WHAT THIS TASK INVOLVES
Of all the lines in this data, how many include "soll"? Respond with the number only.

Collection entries

┌────────

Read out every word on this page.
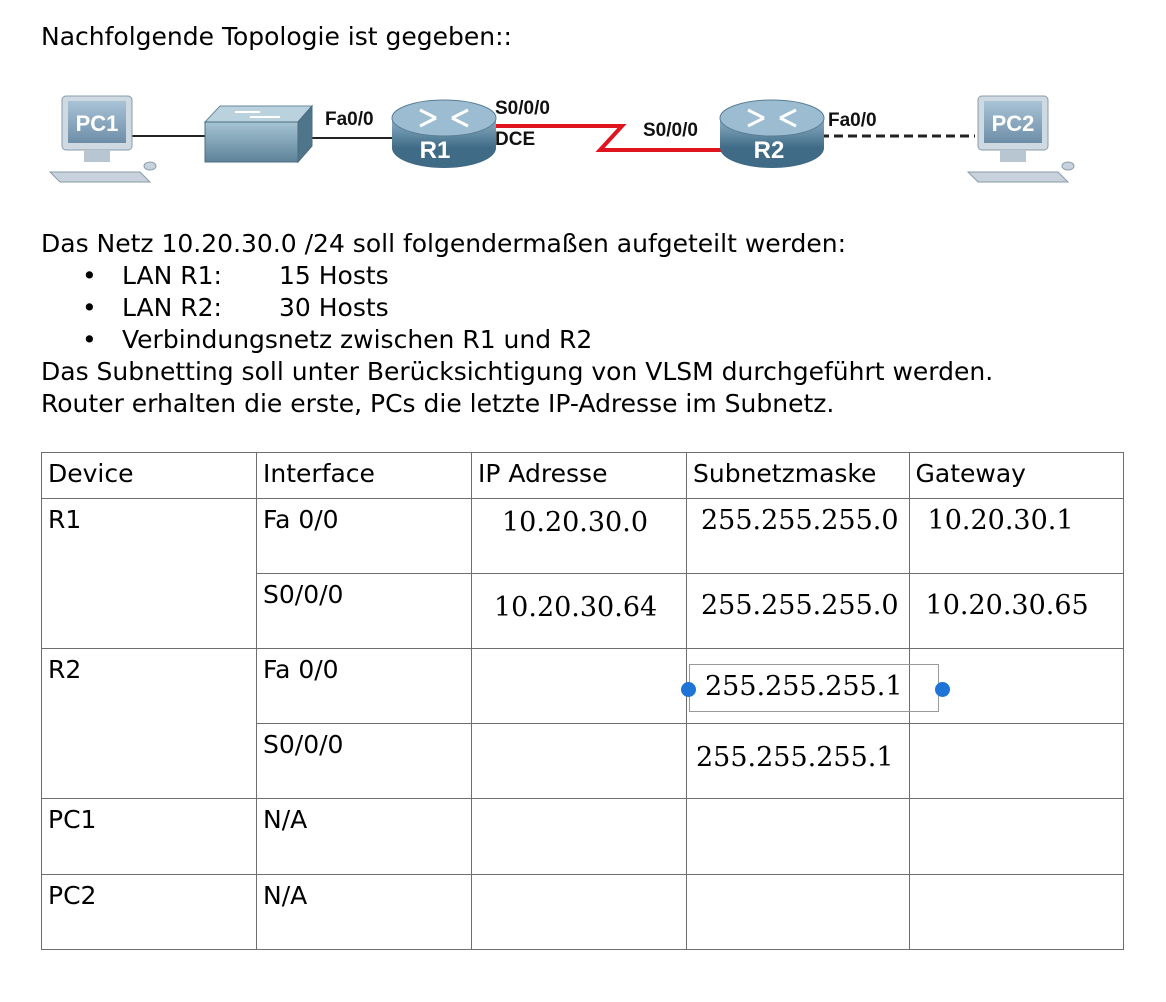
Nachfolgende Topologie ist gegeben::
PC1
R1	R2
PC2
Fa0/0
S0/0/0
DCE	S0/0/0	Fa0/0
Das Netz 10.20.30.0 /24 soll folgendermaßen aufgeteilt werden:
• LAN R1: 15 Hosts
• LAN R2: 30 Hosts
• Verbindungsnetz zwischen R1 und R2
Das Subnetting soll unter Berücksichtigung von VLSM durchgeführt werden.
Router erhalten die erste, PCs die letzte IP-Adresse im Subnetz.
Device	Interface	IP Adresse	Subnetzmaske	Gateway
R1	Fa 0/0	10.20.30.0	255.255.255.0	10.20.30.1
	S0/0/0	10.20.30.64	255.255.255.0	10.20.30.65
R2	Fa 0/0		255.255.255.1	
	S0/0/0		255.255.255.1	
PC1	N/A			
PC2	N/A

└────────

ANSWER TO THE TASK
2